**GOAL OF THE EXERCISE**
Show every line where "JSON" occurs.

**DATASET RECORDS**
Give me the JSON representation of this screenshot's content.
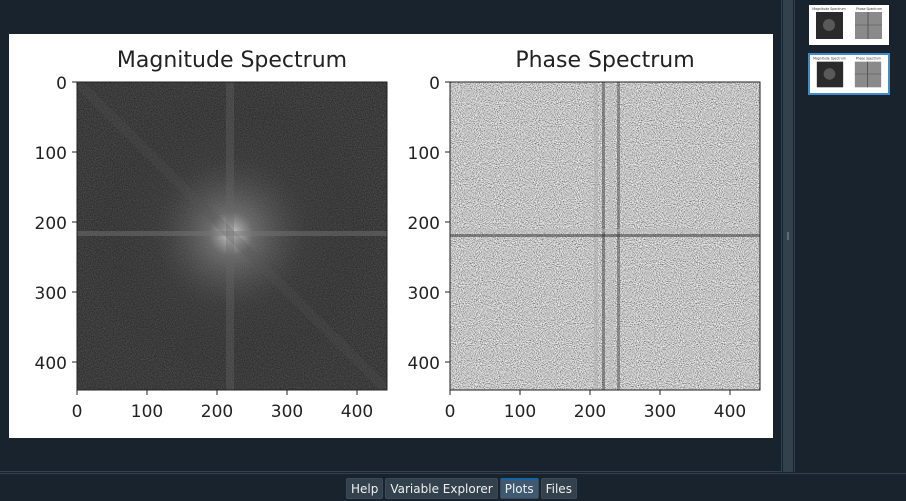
{
  "plots": [
    {
      "title": "Magnitude Spectrum",
      "x_ticks": [
        "0",
        "100",
        "200",
        "300",
        "400"
      ],
      "y_ticks": [
        "0",
        "100",
        "200",
        "300",
        "400"
      ]
    },
    {
      "title": "Phase Spectrum",
      "x_ticks": [
        "0",
        "100",
        "200",
        "300",
        "400"
      ],
      "y_ticks": [
        "0",
        "100",
        "200",
        "300",
        "400"
      ]
    }
  ],
  "thumbnails": [
    {
      "titles": [
        "Magnitude Spectrum",
        "Phase Spectrum"
      ],
      "selected": false
    },
    {
      "titles": [
        "Magnitude Spectrum",
        "Phase Spectrum"
      ],
      "selected": true
    }
  ],
  "tabs": [
    {
      "label": "Help",
      "active": false
    },
    {
      "label": "Variable Explorer",
      "active": false
    },
    {
      "label": "Plots",
      "active": true
    },
    {
      "label": "Files",
      "active": false
    }
  ],
  "colors": {
    "background": "#19232d",
    "panel_border": "#32414b",
    "tab_bg": "#32414b",
    "tab_active_bg": "#3f5a70",
    "selection": "#3f8cc8"
  }
}
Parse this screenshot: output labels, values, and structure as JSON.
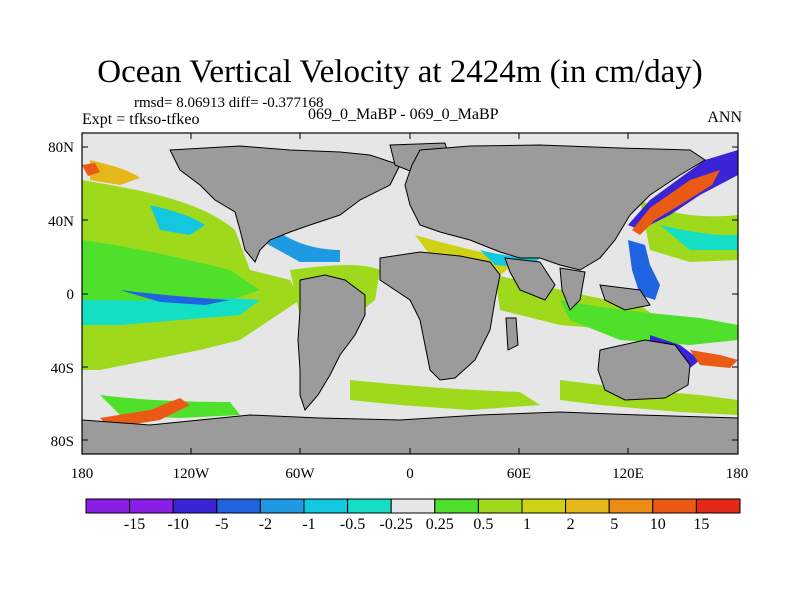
{
  "title": "Ocean Vertical Velocity at 2424m (in cm/day)",
  "stats": "rmsd= 8.06913 diff= -0.377168",
  "expt": "Expt = tfkso-tfkeo",
  "case": "069_0_MaBP - 069_0_MaBP",
  "season": "ANN",
  "lat_ticks": [
    "80N",
    "40N",
    "0",
    "40S",
    "80S"
  ],
  "lon_ticks": [
    "180",
    "120W",
    "60W",
    "0",
    "60E",
    "120E",
    "180"
  ],
  "colorbar": {
    "labels": [
      "-15",
      "-10",
      "-5",
      "-2",
      "-1",
      "-0.5",
      "-0.25",
      "0.25",
      "0.5",
      "1",
      "2",
      "5",
      "10",
      "15"
    ],
    "colors": [
      "#8a1fe6",
      "#3a24d6",
      "#1f63e0",
      "#1e9ae3",
      "#12c7e0",
      "#14dec3",
      "#e6e6e6",
      "#4ee02b",
      "#9ed91c",
      "#cfd114",
      "#e4b818",
      "#ec8c15",
      "#ea5a14",
      "#e42a16"
    ]
  },
  "land_color": "#9b9b9b"
}
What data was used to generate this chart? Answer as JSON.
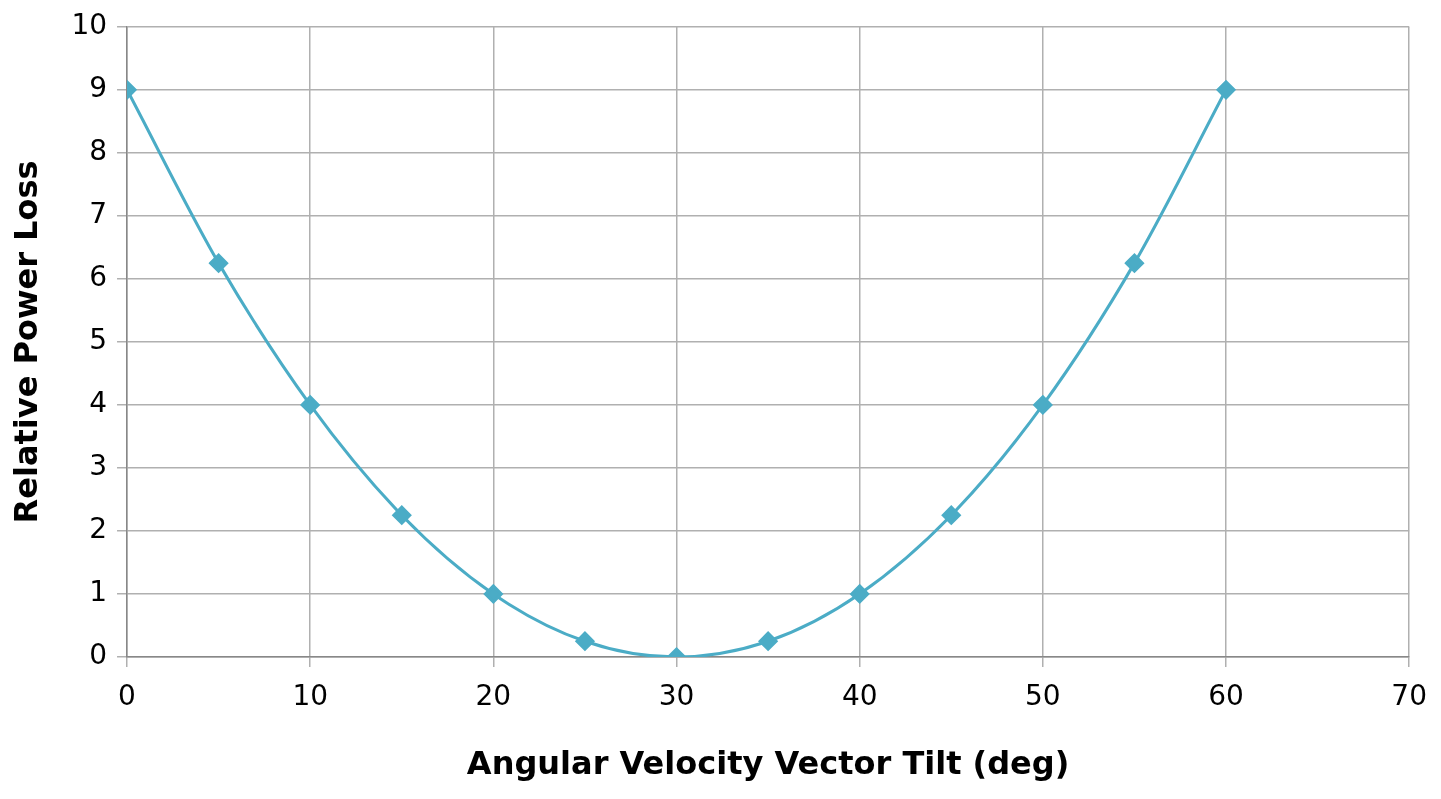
{
  "chart_data": {
    "type": "line",
    "xlabel": "Angular Velocity Vector Tilt (deg)",
    "ylabel": "Relative Power Loss",
    "x": [
      0,
      5,
      10,
      15,
      20,
      25,
      30,
      35,
      40,
      45,
      50,
      55,
      60
    ],
    "series": [
      {
        "color": "#4bacc6",
        "values": [
          9,
          6.25,
          4,
          2.25,
          1,
          0.25,
          0,
          0.25,
          1,
          2.25,
          4,
          6.25,
          9
        ]
      }
    ],
    "xlim": [
      0,
      70
    ],
    "xticks": [
      0,
      10,
      20,
      30,
      40,
      50,
      60,
      70
    ],
    "ylim": [
      0,
      10
    ],
    "yticks": [
      0,
      1,
      2,
      3,
      4,
      5,
      6,
      7,
      8,
      9,
      10
    ],
    "grid": true,
    "legend": false,
    "marker": "diamond",
    "line_style": "solid"
  }
}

**OUTPUT**
Give me the JSON representation of this screenshot's content.
Parse this screenshot: output labels, values, and structure as JSON.
What data was used to generate this chart? Answer as JSON.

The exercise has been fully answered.